_REQUEST_:
Which lines contain the string "жизнедеятельности"? Please list every one of them.
#####
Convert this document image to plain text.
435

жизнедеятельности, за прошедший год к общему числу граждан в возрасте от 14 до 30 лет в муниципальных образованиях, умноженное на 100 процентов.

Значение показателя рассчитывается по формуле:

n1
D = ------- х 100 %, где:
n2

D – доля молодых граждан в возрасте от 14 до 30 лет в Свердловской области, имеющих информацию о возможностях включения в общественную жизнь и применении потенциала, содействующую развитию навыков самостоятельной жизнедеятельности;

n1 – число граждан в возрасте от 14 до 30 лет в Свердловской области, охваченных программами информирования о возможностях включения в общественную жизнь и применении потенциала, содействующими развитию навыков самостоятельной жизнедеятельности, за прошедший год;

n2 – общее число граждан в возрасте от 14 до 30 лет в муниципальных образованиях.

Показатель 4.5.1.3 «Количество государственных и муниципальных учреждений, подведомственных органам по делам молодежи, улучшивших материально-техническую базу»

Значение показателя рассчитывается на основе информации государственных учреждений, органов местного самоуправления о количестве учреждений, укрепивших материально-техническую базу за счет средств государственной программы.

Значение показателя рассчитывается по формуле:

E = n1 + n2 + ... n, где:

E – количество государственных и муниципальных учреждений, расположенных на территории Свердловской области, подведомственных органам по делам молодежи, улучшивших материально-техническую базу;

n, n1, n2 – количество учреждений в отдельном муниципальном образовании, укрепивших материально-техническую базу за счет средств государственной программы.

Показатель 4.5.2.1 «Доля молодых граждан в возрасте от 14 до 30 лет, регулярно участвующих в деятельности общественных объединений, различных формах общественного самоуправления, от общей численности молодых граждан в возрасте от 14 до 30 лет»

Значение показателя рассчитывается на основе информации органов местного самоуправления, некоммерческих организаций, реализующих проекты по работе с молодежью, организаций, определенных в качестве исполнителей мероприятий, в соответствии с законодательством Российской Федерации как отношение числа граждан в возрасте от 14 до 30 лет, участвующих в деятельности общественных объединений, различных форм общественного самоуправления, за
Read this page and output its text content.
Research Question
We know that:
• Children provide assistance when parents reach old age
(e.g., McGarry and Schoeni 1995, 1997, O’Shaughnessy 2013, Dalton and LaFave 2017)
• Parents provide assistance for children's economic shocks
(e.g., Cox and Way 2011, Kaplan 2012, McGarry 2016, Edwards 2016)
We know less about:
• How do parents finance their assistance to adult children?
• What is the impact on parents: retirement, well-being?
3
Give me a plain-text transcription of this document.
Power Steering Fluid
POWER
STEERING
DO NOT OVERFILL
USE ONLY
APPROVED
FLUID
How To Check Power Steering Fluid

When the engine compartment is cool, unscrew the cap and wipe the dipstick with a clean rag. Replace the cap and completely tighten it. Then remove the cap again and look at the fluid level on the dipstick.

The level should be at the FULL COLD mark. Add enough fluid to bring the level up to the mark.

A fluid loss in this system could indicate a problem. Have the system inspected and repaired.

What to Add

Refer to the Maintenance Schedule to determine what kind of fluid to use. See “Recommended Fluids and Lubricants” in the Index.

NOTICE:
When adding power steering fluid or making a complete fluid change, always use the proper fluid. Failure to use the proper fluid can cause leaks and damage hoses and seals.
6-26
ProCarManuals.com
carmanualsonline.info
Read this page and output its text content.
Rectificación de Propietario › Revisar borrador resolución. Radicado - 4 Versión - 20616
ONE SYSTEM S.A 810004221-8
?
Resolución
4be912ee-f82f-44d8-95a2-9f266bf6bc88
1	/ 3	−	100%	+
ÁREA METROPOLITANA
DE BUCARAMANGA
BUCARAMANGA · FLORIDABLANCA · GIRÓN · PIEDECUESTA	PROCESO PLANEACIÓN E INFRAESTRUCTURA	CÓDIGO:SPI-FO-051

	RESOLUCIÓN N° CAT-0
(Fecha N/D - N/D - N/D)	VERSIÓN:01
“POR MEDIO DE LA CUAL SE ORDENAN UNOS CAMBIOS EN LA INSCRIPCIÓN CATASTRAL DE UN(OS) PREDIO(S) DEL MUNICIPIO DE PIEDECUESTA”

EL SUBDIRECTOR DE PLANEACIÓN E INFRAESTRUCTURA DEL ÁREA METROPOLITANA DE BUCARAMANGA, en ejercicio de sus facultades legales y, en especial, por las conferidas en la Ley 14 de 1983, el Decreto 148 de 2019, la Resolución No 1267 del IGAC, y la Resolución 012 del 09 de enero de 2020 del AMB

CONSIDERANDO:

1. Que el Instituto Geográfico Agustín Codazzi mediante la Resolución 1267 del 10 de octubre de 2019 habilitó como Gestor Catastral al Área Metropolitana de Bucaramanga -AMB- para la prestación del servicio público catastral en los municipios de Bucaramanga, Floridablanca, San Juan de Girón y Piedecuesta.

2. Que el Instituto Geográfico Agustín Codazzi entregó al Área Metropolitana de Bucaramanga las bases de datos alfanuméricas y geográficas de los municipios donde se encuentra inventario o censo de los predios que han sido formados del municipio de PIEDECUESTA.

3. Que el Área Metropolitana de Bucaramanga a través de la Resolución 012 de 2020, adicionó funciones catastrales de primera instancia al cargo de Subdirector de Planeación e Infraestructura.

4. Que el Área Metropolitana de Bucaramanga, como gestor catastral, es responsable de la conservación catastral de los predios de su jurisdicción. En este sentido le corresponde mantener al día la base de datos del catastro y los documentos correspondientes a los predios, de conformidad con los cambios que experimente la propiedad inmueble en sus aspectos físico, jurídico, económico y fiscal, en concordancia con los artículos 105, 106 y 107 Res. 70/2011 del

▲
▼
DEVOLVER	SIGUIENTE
#####
_WRITTEN RESPONSE_:
жизнедеятельности, за прошедший год к общему числу граждан в возрасте от 14 до 30 лет в муниципальных образованиях, умноженное на 100 процентов.
D – доля молодых граждан в возрасте от 14 до 30 лет в Свердловской области, имеющих информацию о возможностях включения в общественную жизнь и применении потенциала, содействующую развитию навыков самостоятельной жизнедеятельности;
n1 – число граждан в возрасте от 14 до 30 лет в Свердловской области, охваченных программами информирования о возможностях включения в общественную жизнь и применении потенциала, содействующими развитию навыков самостоятельной жизнедеятельности, за прошедший год;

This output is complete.